----- Material supplied -----
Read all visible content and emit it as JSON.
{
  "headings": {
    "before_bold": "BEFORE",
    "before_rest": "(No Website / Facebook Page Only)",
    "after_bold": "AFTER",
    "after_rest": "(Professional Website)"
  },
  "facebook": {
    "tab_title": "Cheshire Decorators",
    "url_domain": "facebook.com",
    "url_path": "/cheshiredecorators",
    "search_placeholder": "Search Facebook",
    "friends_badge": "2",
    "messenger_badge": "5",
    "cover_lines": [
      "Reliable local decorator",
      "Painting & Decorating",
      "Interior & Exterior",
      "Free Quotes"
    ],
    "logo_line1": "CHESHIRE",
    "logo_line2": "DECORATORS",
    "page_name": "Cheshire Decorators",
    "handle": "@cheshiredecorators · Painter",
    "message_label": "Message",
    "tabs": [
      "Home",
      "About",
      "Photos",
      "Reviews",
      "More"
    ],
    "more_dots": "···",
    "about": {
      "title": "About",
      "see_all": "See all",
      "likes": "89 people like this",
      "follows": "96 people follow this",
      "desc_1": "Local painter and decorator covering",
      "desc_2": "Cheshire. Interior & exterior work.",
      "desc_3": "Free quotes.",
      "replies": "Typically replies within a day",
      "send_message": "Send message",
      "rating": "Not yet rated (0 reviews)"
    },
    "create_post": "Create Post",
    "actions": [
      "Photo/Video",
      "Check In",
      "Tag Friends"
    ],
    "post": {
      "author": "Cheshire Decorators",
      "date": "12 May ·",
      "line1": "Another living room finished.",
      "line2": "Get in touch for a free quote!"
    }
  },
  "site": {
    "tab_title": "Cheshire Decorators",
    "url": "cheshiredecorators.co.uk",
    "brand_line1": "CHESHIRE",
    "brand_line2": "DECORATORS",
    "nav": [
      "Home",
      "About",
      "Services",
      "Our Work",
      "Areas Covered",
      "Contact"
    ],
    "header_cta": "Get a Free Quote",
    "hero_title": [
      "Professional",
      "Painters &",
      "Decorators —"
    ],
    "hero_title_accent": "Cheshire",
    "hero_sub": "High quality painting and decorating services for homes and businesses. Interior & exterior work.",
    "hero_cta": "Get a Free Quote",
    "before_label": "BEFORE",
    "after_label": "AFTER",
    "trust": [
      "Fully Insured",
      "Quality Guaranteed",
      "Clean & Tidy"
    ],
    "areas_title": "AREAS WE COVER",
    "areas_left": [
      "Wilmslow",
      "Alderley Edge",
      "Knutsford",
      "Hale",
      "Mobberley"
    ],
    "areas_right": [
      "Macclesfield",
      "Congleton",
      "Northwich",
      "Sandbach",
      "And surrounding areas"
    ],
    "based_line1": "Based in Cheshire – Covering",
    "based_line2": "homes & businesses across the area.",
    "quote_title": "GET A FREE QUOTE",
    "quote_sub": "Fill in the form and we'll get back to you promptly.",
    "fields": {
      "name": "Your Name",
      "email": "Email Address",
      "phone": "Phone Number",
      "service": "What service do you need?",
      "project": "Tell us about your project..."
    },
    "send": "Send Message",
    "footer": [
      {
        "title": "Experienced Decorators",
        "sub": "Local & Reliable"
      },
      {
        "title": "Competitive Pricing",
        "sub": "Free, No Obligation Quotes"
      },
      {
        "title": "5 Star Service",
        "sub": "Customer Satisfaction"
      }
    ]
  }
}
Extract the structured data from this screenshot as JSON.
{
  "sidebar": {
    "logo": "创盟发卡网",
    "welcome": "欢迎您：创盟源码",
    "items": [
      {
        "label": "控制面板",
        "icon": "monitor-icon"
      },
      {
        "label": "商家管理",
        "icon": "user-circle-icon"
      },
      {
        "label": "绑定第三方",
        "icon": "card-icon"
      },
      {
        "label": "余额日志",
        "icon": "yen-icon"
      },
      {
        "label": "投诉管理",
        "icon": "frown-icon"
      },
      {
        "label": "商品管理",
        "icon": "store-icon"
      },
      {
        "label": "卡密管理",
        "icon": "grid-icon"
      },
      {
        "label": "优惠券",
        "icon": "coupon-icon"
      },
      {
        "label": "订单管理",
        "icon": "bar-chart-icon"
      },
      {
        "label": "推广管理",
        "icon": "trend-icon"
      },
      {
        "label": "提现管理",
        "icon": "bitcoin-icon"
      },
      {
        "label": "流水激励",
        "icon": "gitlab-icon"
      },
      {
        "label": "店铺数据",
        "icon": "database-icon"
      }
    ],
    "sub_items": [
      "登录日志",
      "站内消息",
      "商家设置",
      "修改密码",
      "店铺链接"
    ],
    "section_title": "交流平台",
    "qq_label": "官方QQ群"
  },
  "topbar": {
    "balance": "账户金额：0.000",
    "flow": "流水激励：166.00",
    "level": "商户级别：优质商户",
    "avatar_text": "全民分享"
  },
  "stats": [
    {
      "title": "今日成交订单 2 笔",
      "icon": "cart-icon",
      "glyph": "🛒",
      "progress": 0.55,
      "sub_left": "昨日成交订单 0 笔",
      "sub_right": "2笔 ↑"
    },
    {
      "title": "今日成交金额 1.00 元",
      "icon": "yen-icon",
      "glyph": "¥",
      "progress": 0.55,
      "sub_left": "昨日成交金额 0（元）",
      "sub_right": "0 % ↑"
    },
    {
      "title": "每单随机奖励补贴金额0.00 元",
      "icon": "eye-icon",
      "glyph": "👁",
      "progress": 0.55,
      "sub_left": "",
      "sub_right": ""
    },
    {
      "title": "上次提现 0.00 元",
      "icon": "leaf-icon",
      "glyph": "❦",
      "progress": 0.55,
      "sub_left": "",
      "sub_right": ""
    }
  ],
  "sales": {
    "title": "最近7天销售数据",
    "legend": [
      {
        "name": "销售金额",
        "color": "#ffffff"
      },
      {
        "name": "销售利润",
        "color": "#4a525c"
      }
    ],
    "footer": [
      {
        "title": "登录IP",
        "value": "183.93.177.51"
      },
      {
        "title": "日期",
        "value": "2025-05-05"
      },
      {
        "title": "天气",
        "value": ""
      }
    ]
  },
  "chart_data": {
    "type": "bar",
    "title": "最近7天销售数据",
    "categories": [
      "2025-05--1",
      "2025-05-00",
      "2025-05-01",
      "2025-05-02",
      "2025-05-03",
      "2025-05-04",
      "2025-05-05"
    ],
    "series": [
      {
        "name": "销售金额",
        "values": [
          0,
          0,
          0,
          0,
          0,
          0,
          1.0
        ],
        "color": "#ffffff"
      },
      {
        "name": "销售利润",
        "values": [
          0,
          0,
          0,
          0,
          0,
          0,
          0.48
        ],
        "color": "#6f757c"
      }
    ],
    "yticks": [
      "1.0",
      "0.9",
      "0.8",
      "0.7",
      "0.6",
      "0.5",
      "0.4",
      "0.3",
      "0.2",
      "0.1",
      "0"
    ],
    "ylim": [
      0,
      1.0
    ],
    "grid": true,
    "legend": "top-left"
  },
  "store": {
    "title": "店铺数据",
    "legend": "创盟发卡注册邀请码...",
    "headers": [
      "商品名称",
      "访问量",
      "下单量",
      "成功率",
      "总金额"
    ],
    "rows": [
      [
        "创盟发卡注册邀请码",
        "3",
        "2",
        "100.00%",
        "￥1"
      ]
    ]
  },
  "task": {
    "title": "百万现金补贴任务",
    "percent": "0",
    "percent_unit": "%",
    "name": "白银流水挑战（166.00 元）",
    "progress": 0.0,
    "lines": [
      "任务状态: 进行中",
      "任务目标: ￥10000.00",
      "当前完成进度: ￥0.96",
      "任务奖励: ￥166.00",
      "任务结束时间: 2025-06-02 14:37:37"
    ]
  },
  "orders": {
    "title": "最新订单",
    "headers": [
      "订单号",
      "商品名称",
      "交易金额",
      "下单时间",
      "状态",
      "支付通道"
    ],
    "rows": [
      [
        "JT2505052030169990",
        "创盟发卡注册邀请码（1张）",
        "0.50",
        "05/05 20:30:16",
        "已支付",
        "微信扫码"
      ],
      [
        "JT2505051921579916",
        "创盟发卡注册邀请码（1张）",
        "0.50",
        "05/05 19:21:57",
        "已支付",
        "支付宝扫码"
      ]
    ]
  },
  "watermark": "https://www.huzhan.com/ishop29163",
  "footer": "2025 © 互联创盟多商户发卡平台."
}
-----
▸ **Directions for this task**
Which lines contain "people"? Copy each of them.

▸ **Expected output**
      "likes": "89 people like this",
      "follows": "96 people follow this",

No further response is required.